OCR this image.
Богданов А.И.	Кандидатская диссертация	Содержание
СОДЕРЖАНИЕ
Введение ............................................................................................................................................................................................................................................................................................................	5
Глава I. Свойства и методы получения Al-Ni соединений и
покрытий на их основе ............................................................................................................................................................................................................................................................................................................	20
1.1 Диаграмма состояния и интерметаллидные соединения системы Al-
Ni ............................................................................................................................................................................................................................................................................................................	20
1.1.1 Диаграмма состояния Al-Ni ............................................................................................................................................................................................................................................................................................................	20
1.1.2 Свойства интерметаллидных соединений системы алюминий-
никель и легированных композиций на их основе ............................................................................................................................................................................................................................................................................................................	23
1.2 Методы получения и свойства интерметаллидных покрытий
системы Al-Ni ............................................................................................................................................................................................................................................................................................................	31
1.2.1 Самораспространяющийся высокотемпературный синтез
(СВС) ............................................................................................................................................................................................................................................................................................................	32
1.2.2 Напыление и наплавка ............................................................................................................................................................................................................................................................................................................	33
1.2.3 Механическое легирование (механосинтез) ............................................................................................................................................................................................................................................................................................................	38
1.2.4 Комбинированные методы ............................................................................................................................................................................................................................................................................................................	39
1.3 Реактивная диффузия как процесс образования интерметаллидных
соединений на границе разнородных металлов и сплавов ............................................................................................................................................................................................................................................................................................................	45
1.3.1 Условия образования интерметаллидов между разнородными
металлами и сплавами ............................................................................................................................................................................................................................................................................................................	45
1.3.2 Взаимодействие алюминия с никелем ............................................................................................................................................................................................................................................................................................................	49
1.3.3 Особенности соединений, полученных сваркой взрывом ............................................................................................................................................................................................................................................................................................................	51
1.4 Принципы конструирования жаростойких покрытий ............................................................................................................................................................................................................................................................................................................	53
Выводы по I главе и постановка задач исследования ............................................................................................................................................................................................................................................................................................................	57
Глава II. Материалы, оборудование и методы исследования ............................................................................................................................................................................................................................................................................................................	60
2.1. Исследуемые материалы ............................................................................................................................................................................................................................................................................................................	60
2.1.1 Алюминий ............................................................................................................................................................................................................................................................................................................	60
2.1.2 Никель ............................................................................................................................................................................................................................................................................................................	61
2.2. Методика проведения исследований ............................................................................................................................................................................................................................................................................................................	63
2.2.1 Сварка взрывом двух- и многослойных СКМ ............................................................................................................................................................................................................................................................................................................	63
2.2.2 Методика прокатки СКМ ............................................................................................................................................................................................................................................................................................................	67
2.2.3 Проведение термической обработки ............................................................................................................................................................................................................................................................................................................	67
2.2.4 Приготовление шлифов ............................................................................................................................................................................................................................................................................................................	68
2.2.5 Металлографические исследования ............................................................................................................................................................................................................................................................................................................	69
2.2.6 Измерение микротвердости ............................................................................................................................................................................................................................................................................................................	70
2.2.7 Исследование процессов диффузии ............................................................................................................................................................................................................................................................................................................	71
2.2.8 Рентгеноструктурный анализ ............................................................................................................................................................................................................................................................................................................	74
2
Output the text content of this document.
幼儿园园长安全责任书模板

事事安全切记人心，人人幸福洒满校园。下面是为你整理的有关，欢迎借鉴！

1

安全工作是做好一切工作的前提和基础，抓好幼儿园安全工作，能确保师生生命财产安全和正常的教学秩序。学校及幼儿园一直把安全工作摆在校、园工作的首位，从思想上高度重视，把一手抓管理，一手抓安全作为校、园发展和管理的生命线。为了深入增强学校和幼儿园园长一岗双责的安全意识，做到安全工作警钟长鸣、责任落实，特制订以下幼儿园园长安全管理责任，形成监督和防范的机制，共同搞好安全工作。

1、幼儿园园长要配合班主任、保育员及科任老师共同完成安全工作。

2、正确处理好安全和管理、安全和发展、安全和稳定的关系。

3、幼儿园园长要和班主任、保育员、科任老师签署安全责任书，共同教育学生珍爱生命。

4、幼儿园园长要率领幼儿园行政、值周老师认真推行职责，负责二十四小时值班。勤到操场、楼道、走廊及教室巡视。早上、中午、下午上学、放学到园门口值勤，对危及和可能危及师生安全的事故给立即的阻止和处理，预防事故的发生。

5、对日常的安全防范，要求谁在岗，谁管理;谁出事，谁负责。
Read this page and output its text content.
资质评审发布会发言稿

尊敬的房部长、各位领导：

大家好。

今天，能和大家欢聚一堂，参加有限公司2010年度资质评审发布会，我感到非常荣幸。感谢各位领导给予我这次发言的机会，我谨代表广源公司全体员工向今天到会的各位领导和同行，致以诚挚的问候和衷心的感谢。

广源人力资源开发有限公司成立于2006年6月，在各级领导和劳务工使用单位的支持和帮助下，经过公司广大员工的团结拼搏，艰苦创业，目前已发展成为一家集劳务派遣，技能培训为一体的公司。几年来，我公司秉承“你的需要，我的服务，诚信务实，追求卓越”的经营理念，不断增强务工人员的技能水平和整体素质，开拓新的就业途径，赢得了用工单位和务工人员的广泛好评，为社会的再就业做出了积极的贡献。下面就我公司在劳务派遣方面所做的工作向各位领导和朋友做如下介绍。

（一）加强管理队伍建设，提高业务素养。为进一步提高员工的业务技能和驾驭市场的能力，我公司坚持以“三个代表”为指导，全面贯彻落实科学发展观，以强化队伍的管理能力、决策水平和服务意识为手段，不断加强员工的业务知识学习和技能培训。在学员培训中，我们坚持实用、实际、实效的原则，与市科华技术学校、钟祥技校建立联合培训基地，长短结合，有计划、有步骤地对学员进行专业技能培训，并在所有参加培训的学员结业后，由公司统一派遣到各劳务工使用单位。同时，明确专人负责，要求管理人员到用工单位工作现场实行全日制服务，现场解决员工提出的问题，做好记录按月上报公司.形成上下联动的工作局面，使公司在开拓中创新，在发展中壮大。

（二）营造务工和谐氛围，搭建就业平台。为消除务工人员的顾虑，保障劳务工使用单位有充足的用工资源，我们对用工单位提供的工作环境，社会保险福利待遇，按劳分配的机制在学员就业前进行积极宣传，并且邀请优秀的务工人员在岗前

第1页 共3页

______________________________

→ DIRECTION
Count how many lines above include the word "соединений" and answer with that figure only.

→ TASK RESULT
4